Problem statement: Find the word "gmail" in the material below and gather every line that contains it.

##### Task input

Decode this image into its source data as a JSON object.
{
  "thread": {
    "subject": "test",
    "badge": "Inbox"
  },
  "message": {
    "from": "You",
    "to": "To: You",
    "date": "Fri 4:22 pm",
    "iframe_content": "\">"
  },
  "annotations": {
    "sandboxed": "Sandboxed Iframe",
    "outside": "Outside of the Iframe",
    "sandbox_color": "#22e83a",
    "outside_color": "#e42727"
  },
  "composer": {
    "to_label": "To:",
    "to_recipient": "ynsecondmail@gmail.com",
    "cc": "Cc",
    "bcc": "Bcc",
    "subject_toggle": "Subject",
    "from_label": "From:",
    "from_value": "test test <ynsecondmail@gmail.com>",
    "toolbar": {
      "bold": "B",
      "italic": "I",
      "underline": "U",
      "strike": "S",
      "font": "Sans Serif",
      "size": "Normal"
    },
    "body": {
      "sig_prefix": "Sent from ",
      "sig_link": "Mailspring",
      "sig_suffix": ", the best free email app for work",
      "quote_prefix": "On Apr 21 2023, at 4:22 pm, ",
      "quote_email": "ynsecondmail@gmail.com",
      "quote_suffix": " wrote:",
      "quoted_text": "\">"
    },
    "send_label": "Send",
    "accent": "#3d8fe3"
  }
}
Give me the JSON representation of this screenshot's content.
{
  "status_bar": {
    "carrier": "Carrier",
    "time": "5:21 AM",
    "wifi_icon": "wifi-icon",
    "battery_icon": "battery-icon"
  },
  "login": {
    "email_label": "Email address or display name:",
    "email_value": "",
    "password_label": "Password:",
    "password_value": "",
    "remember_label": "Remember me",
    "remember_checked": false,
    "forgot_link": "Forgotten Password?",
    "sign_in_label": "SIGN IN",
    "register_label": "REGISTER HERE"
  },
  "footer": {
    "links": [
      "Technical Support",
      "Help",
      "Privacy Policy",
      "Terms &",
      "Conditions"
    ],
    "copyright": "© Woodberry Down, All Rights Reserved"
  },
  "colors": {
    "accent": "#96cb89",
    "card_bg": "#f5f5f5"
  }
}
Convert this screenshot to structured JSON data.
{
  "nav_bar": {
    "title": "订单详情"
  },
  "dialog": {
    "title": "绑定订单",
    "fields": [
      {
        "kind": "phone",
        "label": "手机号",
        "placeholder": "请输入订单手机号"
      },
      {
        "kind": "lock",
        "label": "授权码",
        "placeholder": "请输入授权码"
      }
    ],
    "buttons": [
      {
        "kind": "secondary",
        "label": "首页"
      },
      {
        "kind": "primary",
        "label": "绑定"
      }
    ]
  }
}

##########

Answer to this task:
    "to_recipient": "ynsecondmail@gmail.com",
    "from_value": "test test <ynsecondmail@gmail.com>",
      "quote_email": "ynsecondmail@gmail.com",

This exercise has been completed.